* _GIVEN INSTRUCTION_
Give again only the lines from the line that holds "What text is on this page?" to the end of the data, inclusive, omitting all pictures.

— start EXERCISE MATERIALS —

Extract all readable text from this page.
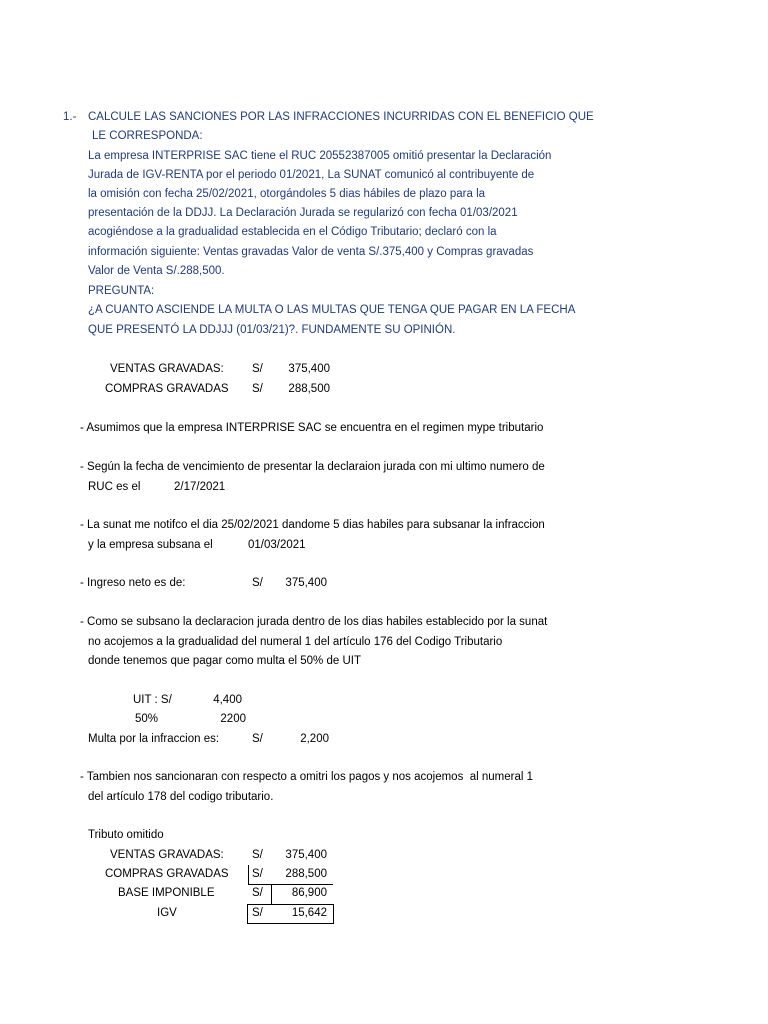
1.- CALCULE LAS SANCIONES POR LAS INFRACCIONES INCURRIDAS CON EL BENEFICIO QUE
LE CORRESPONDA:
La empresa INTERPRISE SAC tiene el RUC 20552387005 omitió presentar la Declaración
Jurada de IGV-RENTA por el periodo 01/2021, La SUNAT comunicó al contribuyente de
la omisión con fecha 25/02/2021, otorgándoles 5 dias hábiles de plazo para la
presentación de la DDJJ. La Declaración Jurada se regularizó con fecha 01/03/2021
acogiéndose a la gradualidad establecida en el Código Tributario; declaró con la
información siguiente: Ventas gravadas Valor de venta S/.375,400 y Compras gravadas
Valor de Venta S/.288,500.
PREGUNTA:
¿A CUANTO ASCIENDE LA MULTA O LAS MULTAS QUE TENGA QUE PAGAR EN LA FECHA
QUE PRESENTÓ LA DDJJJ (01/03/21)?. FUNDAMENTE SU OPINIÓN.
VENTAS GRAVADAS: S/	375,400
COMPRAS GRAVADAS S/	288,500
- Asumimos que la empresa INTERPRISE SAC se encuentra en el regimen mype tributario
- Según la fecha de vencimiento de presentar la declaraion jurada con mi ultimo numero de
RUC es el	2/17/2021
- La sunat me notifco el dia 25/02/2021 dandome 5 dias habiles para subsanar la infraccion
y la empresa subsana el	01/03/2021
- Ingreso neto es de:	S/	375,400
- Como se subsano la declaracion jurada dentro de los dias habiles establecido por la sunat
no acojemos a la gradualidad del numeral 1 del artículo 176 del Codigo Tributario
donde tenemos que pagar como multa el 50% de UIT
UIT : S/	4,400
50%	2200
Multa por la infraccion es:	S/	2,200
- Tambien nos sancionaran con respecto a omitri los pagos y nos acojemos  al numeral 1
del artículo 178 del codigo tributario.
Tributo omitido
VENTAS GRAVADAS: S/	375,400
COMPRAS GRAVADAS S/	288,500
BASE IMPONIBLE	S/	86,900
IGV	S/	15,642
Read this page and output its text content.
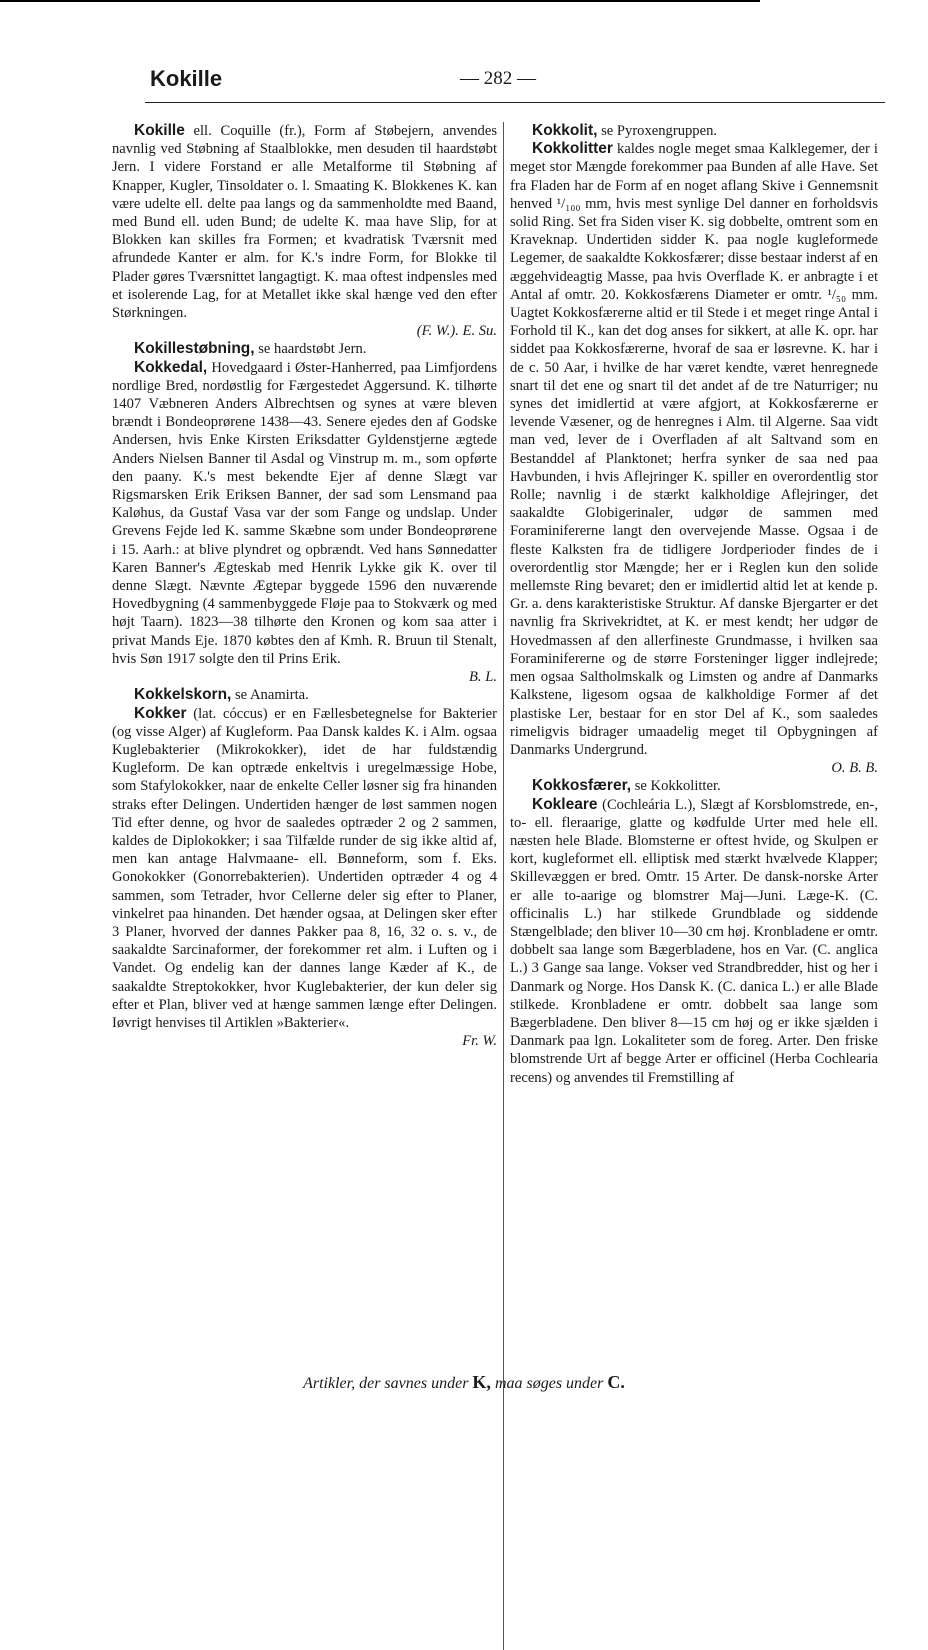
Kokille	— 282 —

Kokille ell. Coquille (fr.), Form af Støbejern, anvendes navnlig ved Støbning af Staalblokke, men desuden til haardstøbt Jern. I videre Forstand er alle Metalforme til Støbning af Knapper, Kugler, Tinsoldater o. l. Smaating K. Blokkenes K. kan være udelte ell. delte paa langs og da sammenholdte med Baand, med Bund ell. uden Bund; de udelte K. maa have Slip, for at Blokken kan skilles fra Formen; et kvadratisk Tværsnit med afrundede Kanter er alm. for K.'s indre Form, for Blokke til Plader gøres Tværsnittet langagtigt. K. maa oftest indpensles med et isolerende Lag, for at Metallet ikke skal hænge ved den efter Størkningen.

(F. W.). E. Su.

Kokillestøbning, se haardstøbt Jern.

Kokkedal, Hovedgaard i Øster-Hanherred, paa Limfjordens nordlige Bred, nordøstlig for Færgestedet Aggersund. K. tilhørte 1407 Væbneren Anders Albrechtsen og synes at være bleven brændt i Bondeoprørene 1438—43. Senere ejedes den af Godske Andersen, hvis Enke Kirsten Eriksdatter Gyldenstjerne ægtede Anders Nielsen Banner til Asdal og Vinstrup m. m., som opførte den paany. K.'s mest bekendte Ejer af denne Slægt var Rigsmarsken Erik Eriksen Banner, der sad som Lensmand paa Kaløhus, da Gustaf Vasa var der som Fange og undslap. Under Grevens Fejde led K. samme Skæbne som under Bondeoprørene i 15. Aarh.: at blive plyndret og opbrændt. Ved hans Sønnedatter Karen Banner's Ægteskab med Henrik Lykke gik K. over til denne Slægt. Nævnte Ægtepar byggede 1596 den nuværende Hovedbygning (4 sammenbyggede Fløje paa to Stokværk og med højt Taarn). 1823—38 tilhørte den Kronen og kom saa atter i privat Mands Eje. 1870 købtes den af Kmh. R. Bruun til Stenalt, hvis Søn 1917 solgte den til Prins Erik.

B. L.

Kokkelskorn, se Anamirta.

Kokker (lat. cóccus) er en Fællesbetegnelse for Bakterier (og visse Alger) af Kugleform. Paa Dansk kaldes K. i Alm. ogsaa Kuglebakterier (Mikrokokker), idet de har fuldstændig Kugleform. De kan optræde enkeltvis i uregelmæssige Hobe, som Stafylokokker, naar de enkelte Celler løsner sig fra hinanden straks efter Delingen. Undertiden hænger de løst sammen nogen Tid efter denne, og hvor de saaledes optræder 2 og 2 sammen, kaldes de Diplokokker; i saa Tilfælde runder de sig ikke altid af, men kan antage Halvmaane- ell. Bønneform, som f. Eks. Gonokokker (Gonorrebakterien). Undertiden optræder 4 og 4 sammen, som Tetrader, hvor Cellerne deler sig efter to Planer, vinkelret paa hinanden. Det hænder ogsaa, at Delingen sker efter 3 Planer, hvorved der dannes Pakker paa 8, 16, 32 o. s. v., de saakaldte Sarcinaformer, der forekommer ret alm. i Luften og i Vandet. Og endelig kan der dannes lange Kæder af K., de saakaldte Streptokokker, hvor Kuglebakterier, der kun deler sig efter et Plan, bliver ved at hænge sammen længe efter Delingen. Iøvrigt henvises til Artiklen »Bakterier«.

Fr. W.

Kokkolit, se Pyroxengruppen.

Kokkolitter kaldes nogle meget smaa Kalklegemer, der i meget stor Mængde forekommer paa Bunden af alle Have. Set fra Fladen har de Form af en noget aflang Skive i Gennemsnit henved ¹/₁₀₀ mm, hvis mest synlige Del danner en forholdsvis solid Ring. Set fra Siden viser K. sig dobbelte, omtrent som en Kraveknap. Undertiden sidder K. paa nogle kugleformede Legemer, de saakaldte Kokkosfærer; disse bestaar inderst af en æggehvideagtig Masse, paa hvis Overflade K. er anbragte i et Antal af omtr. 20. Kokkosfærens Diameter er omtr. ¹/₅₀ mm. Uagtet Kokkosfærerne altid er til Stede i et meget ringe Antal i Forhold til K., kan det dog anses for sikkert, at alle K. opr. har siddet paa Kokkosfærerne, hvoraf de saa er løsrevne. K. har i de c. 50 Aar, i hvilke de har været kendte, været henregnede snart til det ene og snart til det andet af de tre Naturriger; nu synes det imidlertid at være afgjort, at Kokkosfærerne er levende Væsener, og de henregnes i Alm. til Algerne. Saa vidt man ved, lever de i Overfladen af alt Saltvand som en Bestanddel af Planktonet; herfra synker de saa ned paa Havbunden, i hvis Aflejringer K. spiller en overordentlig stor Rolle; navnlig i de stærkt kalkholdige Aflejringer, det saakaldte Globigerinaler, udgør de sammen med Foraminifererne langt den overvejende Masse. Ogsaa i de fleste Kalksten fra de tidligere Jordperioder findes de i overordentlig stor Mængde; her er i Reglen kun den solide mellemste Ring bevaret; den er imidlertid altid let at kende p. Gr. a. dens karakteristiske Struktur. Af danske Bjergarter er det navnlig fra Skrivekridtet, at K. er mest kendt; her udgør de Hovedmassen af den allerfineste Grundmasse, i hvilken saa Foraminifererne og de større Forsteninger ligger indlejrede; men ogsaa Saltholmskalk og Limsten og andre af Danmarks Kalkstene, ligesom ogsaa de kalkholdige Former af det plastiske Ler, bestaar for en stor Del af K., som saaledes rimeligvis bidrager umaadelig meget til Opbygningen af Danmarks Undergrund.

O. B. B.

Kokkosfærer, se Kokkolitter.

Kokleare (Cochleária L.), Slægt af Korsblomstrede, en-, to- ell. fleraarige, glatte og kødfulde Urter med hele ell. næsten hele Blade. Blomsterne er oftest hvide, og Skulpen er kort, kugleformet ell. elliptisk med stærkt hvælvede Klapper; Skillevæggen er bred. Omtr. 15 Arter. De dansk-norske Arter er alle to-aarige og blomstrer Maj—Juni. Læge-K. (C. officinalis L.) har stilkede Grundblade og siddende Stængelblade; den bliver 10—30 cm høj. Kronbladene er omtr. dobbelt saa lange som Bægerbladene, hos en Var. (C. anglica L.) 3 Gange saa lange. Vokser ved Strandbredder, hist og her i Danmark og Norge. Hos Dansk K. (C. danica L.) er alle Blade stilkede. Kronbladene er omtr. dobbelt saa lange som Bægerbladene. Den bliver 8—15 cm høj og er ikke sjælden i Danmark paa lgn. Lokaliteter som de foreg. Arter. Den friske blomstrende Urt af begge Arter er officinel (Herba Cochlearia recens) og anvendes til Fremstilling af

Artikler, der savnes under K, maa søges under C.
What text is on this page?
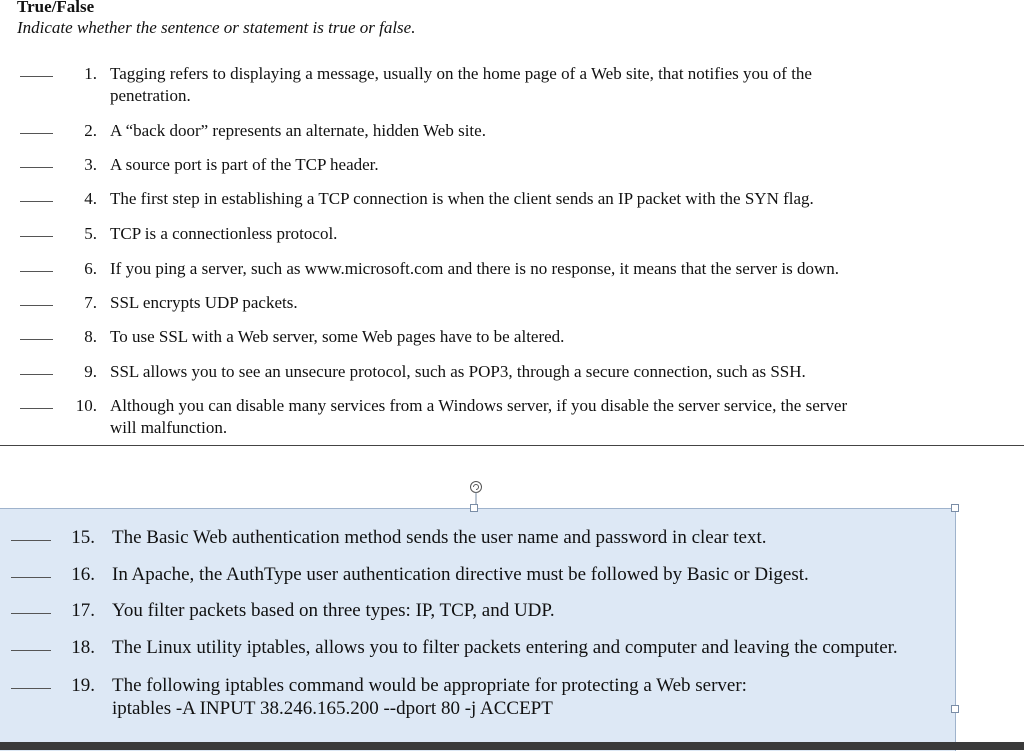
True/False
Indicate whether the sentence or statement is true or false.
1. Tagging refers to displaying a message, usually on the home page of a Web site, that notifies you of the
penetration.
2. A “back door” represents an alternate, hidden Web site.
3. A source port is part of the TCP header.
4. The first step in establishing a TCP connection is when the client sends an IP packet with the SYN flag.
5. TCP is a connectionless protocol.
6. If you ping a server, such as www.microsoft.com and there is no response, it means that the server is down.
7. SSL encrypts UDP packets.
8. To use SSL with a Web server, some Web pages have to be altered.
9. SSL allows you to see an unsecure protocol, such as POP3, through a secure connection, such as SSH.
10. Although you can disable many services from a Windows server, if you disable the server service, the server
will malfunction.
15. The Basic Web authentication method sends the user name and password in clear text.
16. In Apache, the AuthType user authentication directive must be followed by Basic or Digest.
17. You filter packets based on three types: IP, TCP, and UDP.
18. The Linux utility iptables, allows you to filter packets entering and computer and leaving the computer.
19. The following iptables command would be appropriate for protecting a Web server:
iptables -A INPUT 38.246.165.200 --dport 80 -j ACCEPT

— end EXERCISE MATERIALS —

* _TASK SOLUTION_
What text is on this page?
True/False
Indicate whether the sentence or statement is true or false.
1. Tagging refers to displaying a message, usually on the home page of a Web site, that notifies you of the
penetration.
2. A “back door” represents an alternate, hidden Web site.
3. A source port is part of the TCP header.
4. The first step in establishing a TCP connection is when the client sends an IP packet with the SYN flag.
5. TCP is a connectionless protocol.
6. If you ping a server, such as www.microsoft.com and there is no response, it means that the server is down.
7. SSL encrypts UDP packets.
8. To use SSL with a Web server, some Web pages have to be altered.
9. SSL allows you to see an unsecure protocol, such as POP3, through a secure connection, such as SSH.
10. Although you can disable many services from a Windows server, if you disable the server service, the server
will malfunction.
15. The Basic Web authentication method sends the user name and password in clear text.
16. In Apache, the AuthType user authentication directive must be followed by Basic or Digest.
17. You filter packets based on three types: IP, TCP, and UDP.
18. The Linux utility iptables, allows you to filter packets entering and computer and leaving the computer.
19. The following iptables command would be appropriate for protecting a Web server:
iptables -A INPUT 38.246.165.200 --dport 80 -j ACCEPT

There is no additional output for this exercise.